**AUFGABE**
Ersetze im Material vom Anfang bis einschließlich der Zeile mit „user-avatar[interactable] xyxy=(24,36,138,150)“ den Ausdruck „screenshot“ durch „image“ und gib diese Zeilen sonst unverändert wieder. Bilder sind dabei wegzulassen.

**MATERIAL**
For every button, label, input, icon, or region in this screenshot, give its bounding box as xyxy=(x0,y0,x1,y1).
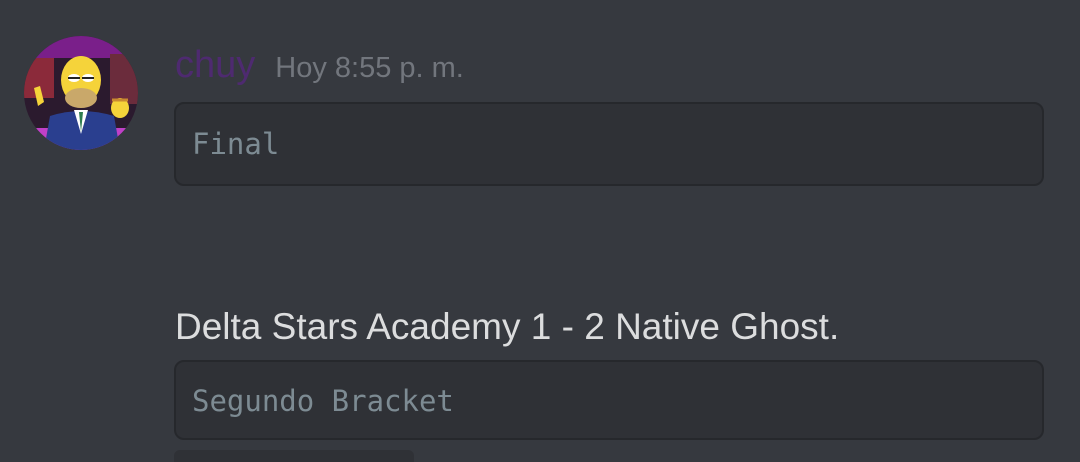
chat-message: chuy Hoy 8:55 p. m. Final Delta Stars Ac… xyxy=(0,0,1080,462)
username[interactable]: chuy xyxy=(175,44,255,87)
homer-simpson-avatar-icon xyxy=(24,36,138,150)
code-block: Final xyxy=(174,102,1044,186)
message-text: Delta Stars Academy 1 - 2 Native Ghost. xyxy=(175,306,840,347)
code-block-partial xyxy=(174,450,414,462)
user-avatar[interactable] xyxy=(24,36,138,150)
message-timestamp: Hoy 8:55 p. m. xyxy=(275,52,464,84)
message-header: chuy Hoy 8:55 p. m. xyxy=(175,44,464,100)
code-block: Segundo Bracket xyxy=(174,360,1044,440)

**ERGEBNIS**
For every button, label, input, icon, or region in this image, give its bounding box as xyxy=(x0,y0,x1,y1).
chat-message: chuy Hoy 8:55 p. m. Final Delta Stars Ac… xyxy=(0,0,1080,462)
username[interactable]: chuy xyxy=(175,44,255,87)
homer-simpson-avatar-icon xyxy=(24,36,138,150)
code-block: Final xyxy=(174,102,1044,186)
message-text: Delta Stars Academy 1 - 2 Native Ghost. xyxy=(175,306,840,347)
code-block-partial xyxy=(174,450,414,462)
user-avatar[interactable] xyxy=(24,36,138,150)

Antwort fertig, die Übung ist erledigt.